Your objective
Isolate every line in the data with the string "合作共赢" and copy it.

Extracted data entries
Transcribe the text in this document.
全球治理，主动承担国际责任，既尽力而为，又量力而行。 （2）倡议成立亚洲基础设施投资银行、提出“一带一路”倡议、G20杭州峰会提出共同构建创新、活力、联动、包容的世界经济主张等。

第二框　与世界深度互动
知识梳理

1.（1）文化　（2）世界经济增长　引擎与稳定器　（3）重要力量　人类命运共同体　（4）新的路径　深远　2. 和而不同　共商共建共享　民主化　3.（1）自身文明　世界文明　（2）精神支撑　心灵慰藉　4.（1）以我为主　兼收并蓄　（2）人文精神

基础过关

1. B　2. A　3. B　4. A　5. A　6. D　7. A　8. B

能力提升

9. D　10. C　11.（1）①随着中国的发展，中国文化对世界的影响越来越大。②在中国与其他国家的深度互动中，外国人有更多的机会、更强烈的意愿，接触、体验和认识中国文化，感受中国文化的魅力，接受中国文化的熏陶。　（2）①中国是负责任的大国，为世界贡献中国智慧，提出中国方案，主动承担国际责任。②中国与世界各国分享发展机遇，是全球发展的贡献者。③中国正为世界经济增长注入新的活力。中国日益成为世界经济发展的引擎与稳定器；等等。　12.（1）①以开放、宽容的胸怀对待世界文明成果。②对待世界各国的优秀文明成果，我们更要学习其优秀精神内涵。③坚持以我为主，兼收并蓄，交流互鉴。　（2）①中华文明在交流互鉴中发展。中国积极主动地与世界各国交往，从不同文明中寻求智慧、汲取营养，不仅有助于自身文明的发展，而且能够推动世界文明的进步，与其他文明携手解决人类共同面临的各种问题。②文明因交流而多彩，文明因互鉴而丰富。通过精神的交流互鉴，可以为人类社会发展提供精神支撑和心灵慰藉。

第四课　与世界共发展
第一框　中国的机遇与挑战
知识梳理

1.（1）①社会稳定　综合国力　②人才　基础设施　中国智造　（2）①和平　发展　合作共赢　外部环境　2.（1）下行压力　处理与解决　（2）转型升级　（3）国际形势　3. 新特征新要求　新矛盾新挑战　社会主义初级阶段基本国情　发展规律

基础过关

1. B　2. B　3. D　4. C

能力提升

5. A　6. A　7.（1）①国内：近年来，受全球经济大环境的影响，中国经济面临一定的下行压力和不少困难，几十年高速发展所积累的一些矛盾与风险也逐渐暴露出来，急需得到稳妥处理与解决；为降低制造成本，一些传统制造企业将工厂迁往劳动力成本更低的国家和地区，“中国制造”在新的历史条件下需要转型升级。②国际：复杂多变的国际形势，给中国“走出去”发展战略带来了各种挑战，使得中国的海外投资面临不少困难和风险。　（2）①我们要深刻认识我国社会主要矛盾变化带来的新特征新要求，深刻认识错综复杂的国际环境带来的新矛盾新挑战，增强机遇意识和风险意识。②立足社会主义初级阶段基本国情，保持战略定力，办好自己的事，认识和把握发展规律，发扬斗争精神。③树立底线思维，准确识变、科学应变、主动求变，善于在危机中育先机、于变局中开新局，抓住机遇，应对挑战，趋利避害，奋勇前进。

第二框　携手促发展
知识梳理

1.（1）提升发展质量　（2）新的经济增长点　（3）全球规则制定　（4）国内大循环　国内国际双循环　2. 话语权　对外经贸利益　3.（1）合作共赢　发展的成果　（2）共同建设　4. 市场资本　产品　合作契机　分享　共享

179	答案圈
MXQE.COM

Finished exercise
1.（1）①社会稳定　综合国力　②人才　基础设施　中国智造　（2）①和平　发展　合作共赢　外部环境　2.（1）下行压力　处理与解决　（2）转型升级　（3）国际形势　3. 新特征新要求　新矛盾新挑战　社会主义初级阶段基本国情　发展规律
1.（1）提升发展质量　（2）新的经济增长点　（3）全球规则制定　（4）国内大循环　国内国际双循环　2. 话语权　对外经贸利益　3.（1）合作共赢　发展的成果　（2）共同建设　4. 市场资本　产品　合作契机　分享　共享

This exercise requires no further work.